▶ _WHAT IS BEING ASKED_:
Tally the lines that contain the string "будівництва" and state that total without comment.

[Records from a collection]
══════

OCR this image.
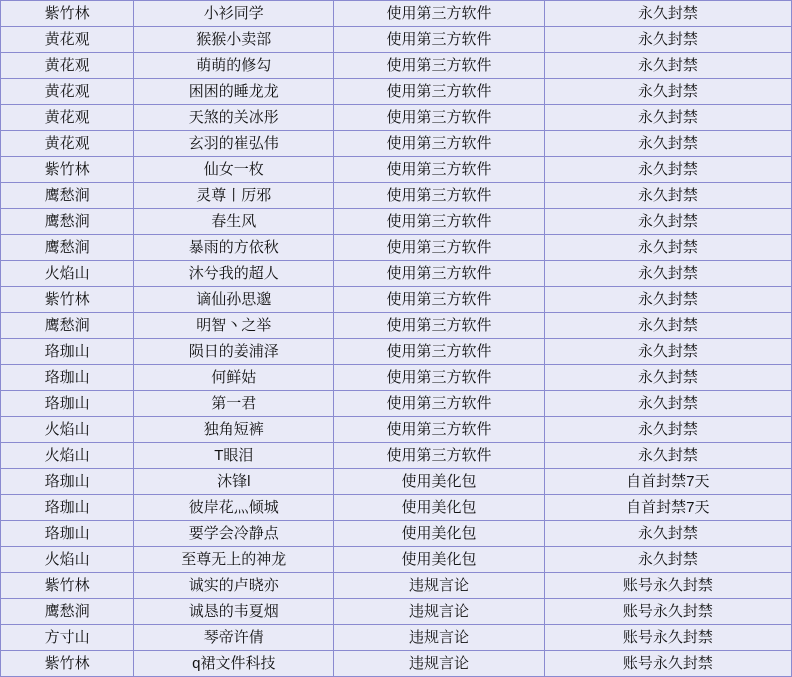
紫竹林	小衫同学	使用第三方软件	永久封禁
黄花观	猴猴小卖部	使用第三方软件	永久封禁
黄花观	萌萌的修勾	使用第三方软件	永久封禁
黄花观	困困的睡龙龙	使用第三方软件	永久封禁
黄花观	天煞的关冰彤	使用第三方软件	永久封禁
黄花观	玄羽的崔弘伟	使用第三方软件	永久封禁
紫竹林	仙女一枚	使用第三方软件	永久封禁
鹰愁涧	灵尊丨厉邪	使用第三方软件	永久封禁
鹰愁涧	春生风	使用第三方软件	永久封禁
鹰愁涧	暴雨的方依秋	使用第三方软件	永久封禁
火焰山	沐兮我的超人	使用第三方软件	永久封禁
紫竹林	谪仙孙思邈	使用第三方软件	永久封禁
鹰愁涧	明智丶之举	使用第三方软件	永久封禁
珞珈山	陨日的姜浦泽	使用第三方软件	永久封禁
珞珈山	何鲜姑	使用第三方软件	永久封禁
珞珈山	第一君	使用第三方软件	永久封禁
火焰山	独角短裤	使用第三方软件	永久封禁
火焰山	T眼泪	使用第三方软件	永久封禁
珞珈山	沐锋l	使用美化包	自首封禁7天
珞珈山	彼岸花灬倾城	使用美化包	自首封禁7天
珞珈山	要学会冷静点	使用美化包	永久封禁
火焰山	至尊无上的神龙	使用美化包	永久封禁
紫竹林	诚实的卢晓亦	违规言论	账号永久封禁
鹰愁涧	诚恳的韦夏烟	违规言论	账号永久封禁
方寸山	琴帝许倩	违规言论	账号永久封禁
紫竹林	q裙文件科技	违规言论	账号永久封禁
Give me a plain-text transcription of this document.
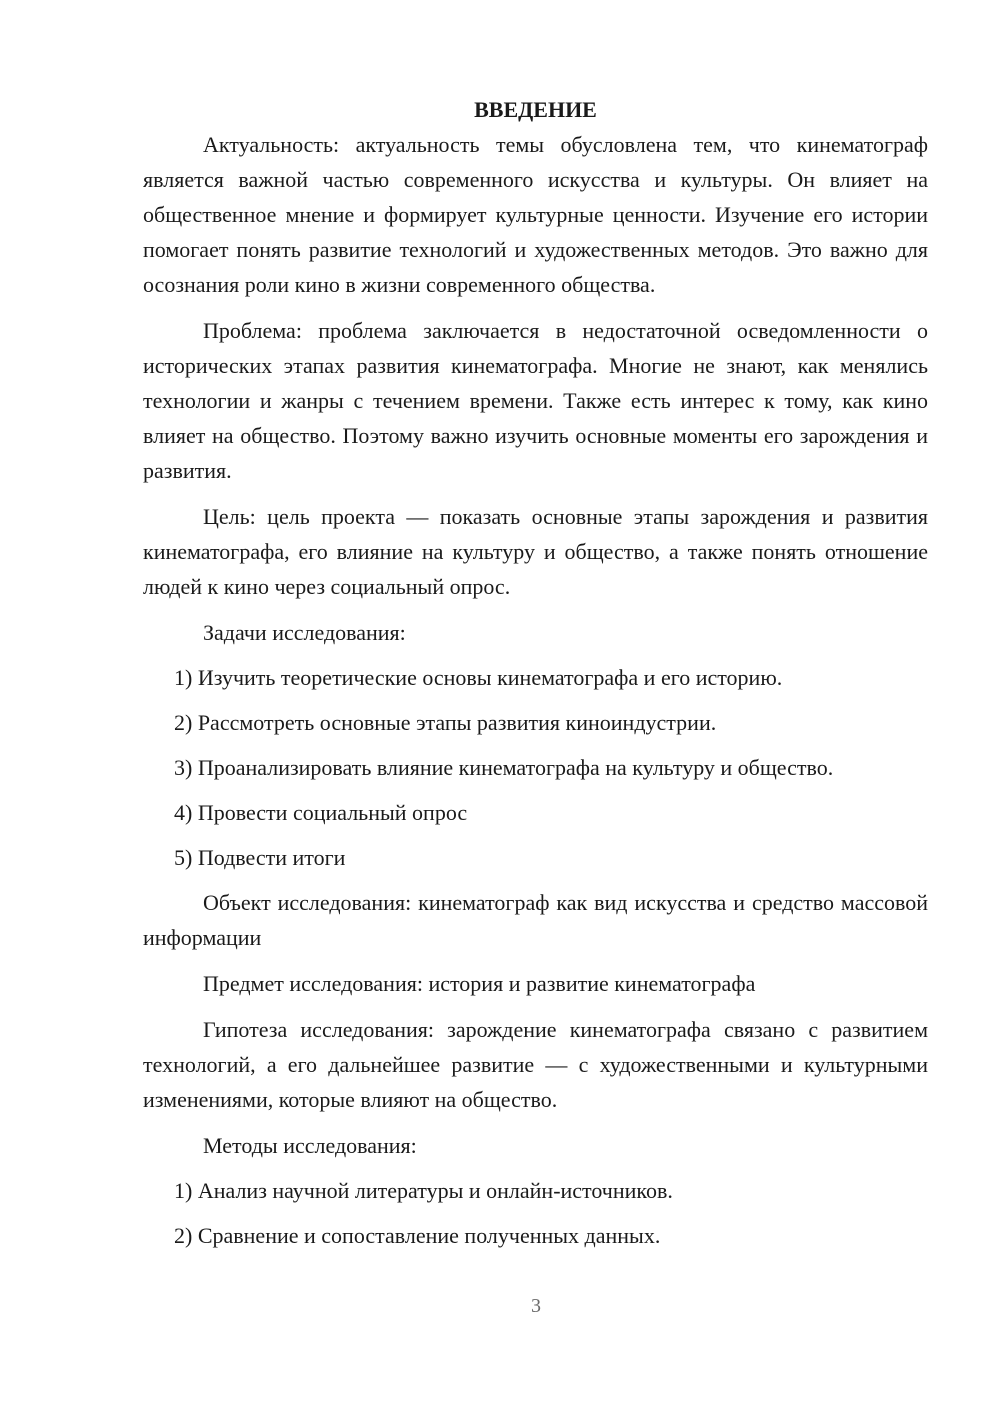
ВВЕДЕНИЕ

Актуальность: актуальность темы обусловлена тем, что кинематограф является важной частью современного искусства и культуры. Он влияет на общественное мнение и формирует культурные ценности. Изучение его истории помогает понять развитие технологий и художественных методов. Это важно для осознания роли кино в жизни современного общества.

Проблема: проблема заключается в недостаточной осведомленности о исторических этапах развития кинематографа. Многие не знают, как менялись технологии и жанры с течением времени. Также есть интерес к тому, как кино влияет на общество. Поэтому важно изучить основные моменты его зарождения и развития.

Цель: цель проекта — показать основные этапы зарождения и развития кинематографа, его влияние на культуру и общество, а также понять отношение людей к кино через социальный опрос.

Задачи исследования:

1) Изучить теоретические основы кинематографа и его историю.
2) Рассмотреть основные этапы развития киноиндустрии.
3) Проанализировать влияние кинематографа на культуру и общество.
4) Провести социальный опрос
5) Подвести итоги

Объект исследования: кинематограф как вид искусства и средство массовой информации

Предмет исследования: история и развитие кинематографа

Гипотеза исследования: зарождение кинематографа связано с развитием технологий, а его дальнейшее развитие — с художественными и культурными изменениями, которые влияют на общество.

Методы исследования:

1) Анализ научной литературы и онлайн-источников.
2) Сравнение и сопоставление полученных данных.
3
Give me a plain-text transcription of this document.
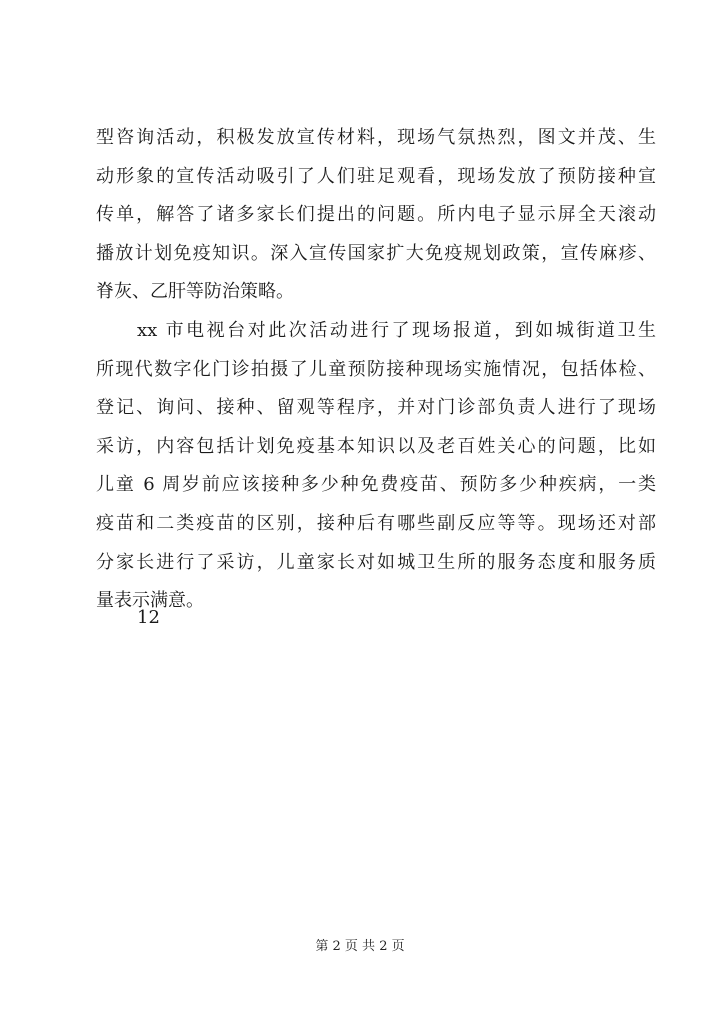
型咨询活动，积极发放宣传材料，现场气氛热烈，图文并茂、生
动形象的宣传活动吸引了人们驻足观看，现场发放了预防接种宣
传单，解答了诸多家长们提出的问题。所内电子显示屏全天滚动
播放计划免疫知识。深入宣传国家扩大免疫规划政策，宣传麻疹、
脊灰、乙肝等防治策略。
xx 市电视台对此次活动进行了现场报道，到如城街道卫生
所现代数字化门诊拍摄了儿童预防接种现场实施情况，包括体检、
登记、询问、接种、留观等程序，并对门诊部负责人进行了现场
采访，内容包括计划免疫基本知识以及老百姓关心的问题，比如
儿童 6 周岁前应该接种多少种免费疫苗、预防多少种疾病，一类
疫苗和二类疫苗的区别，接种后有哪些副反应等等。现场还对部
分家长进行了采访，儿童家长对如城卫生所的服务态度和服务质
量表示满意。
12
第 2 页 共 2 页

══════

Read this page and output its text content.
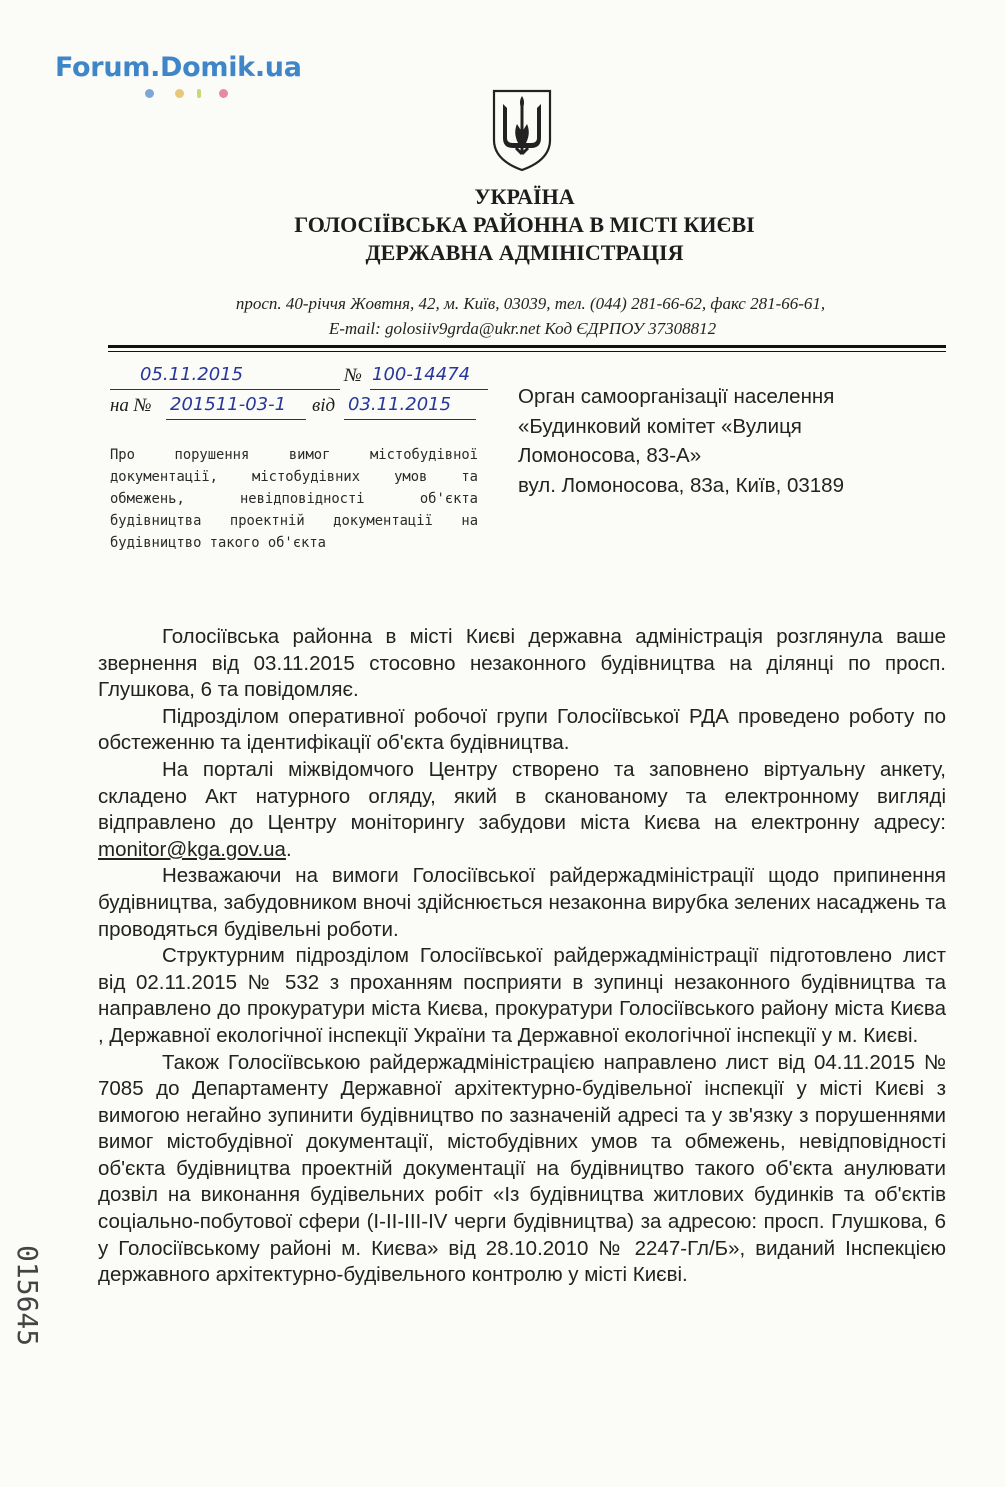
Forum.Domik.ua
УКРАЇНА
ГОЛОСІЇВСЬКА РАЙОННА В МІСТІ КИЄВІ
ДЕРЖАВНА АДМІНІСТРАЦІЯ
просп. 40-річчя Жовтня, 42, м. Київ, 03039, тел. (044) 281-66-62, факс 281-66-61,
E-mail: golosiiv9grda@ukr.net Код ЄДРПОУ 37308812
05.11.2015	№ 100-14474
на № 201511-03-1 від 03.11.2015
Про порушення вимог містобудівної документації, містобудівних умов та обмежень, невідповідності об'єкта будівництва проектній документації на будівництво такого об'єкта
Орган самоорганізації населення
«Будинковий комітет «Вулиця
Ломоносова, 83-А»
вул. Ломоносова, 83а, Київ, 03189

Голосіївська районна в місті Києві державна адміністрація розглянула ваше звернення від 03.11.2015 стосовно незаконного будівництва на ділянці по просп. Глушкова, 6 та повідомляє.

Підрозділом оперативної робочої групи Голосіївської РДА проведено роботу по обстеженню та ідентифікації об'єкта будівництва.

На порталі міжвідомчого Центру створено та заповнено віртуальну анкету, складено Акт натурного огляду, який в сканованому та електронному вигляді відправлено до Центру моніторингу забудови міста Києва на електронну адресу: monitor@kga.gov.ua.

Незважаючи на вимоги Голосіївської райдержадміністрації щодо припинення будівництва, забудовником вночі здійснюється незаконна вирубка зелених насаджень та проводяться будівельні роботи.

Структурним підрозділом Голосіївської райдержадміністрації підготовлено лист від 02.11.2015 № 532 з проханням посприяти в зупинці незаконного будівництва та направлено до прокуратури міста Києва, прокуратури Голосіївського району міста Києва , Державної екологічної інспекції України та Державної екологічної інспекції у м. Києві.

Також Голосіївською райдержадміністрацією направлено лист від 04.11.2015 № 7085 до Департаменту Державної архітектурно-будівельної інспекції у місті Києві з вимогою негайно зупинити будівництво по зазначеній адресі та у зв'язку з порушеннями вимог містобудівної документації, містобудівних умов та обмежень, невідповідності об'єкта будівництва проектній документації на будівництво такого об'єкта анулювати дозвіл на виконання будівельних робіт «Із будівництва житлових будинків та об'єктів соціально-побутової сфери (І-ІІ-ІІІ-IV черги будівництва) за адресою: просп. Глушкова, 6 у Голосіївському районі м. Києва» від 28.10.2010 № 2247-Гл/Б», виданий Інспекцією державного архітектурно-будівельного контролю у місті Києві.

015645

══════

▶ _FINISHED ANSWER_:
6